Written exercise ▸ Show every line where "コメントプラス" occurs.

Stored items

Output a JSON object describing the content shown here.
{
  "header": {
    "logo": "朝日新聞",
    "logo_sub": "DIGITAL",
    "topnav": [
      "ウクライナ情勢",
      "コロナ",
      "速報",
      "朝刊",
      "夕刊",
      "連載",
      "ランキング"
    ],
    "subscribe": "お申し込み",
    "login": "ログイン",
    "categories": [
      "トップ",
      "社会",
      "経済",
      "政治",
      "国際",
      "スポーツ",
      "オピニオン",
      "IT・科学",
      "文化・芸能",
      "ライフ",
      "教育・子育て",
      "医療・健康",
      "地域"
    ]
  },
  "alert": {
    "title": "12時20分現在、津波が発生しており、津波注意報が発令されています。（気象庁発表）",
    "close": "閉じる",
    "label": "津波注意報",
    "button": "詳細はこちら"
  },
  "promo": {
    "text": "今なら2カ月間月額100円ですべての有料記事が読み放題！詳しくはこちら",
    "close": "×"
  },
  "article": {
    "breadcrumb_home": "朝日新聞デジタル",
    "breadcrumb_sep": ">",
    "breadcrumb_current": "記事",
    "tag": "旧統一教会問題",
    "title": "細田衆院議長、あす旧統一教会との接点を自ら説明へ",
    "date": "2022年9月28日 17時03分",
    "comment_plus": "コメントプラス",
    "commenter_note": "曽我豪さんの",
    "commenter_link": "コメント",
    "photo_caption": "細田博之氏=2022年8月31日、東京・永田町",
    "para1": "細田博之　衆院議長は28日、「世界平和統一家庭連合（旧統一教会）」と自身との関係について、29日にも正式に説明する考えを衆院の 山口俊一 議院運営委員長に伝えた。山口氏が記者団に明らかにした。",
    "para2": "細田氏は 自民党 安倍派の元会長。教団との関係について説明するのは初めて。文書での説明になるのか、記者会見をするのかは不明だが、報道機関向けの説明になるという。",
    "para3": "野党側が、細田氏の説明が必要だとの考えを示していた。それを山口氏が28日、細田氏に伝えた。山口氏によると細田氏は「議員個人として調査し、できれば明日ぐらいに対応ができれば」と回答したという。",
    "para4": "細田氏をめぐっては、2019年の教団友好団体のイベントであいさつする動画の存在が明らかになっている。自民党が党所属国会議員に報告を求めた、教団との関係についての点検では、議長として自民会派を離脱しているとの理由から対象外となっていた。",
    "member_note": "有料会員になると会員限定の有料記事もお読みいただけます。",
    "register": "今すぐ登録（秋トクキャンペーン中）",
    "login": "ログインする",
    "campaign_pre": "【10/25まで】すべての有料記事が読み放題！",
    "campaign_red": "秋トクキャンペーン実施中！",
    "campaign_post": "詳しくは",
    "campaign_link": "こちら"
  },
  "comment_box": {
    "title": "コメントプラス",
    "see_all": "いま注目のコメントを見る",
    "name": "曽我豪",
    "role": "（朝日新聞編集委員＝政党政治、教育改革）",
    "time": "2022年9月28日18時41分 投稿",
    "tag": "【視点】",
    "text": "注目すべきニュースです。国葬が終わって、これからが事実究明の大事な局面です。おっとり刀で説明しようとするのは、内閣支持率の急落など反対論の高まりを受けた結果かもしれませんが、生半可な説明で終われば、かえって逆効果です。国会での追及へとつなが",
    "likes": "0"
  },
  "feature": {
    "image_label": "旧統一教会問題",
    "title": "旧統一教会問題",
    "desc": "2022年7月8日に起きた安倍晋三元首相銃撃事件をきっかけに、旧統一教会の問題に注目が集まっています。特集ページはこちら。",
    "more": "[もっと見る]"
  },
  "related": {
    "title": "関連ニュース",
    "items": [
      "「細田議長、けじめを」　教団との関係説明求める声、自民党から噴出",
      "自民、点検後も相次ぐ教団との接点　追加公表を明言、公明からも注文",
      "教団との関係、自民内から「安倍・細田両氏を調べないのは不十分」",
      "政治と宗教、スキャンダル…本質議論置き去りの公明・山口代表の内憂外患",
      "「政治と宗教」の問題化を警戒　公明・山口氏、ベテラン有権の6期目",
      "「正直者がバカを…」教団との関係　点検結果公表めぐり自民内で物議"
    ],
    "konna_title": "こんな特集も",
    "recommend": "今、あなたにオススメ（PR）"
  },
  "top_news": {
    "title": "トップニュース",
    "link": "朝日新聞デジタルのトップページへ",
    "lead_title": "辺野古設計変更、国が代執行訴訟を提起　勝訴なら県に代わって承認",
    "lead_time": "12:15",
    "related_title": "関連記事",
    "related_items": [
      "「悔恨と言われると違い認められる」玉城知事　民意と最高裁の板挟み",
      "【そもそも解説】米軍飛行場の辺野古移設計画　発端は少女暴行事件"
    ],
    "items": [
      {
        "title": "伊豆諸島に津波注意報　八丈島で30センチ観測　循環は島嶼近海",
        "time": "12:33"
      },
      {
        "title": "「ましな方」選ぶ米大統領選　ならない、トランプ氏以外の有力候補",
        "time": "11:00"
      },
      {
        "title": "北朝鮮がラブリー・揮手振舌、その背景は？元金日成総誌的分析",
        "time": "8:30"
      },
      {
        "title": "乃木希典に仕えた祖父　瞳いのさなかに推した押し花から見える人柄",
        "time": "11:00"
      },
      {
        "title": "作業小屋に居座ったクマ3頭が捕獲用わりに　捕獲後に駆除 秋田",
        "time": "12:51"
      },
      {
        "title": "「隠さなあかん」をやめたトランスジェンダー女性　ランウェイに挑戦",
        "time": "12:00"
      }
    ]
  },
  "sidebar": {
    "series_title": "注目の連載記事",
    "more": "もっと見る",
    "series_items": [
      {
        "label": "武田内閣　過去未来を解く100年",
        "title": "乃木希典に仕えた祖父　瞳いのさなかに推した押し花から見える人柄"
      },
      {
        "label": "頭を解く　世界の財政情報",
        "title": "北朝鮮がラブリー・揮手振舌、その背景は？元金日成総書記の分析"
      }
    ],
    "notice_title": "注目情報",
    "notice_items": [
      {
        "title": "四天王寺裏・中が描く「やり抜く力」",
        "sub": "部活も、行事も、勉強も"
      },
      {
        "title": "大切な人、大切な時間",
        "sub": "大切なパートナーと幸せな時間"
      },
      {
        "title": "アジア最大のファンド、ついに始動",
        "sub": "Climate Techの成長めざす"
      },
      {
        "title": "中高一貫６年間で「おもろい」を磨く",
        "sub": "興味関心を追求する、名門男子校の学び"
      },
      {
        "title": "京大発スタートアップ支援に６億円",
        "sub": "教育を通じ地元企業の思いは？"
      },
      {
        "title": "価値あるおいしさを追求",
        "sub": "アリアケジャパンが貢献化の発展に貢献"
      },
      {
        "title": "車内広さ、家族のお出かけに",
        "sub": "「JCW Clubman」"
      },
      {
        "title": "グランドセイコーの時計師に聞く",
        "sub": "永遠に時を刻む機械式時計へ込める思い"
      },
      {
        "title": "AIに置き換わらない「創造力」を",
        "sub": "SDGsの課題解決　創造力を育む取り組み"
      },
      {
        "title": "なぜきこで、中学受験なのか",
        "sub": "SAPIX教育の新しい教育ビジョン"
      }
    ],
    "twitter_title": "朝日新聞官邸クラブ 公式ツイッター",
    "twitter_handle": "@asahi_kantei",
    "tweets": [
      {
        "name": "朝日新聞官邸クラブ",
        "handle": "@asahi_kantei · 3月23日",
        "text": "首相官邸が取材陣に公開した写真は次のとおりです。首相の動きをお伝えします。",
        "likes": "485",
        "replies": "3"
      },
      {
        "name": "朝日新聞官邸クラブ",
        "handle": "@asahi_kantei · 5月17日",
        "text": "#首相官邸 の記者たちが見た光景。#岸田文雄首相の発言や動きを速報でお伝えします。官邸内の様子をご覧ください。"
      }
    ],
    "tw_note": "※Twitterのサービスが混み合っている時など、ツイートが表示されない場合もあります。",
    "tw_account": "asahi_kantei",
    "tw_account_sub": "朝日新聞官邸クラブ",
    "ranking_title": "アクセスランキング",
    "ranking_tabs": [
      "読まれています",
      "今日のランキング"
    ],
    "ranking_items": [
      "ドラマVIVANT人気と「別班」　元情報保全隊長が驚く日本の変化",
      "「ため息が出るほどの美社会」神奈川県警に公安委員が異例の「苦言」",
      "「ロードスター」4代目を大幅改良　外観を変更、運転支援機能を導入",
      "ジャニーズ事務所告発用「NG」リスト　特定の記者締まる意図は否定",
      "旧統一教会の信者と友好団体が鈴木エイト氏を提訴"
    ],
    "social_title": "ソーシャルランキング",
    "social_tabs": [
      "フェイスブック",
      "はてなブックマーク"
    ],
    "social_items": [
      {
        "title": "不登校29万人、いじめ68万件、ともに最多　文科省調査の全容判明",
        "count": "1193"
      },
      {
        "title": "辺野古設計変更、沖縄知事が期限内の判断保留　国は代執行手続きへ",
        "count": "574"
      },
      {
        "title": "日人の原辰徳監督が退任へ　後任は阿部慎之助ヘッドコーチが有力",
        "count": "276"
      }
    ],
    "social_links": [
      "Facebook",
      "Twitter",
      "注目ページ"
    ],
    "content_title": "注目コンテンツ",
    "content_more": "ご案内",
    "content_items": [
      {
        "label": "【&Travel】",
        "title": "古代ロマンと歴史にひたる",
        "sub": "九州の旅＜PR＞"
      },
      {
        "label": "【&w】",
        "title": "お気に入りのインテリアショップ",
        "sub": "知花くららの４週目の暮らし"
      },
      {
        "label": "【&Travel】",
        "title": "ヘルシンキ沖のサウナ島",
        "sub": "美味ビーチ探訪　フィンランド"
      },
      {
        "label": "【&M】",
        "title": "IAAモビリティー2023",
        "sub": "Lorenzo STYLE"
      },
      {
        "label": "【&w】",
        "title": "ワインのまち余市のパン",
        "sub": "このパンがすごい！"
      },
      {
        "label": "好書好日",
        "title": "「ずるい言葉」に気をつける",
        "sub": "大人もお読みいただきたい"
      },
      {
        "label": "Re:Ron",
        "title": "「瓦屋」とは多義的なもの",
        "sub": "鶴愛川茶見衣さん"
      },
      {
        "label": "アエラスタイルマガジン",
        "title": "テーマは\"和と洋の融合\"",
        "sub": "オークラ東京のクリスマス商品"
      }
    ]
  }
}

The response ▸
    "comment_plus": "コメントプラス",
    "title": "コメントプラス",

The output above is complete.